» TO DO:
Render every entry verbatim.

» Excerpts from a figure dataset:
○ ○ ○ ○ ○

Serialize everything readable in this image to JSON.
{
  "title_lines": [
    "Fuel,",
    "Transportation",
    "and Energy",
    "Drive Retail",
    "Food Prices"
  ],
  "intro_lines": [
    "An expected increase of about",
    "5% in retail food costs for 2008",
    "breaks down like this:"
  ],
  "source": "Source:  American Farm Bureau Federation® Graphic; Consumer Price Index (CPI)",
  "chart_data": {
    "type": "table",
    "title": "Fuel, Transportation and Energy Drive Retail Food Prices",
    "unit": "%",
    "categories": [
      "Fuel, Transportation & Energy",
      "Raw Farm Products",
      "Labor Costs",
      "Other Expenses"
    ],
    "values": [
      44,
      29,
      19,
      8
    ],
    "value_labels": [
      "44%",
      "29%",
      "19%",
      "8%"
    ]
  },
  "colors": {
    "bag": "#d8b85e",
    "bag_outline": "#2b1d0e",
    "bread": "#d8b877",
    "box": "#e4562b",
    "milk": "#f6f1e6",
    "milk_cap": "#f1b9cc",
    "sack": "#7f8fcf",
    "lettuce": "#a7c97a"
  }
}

○ ○ ○ ○ ○

» TASK RESPONSE:
Serialize everything readable in this image to JSON.
{
  "title_lines": [
    "Fuel,",
    "Transportation",
    "and Energy",
    "Drive Retail",
    "Food Prices"
  ],
  "intro_lines": [
    "An expected increase of about",
    "5% in retail food costs for 2008",
    "breaks down like this:"
  ],
  "source": "Source:  American Farm Bureau Federation® Graphic; Consumer Price Index (CPI)",
  "chart_data": {
    "type": "table",
    "title": "Fuel, Transportation and Energy Drive Retail Food Prices",
    "unit": "%",
    "categories": [
      "Fuel, Transportation & Energy",
      "Raw Farm Products",
      "Labor Costs",
      "Other Expenses"
    ],
    "values": [
      44,
      29,
      19,
      8
    ],
    "value_labels": [
      "44%",
      "29%",
      "19%",
      "8%"
    ]
  },
  "colors": {
    "bag": "#d8b85e",
    "bag_outline": "#2b1d0e",
    "bread": "#d8b877",
    "box": "#e4562b",
    "milk": "#f6f1e6",
    "milk_cap": "#f1b9cc",
    "sack": "#7f8fcf",
    "lettuce": "#a7c97a"
  }
}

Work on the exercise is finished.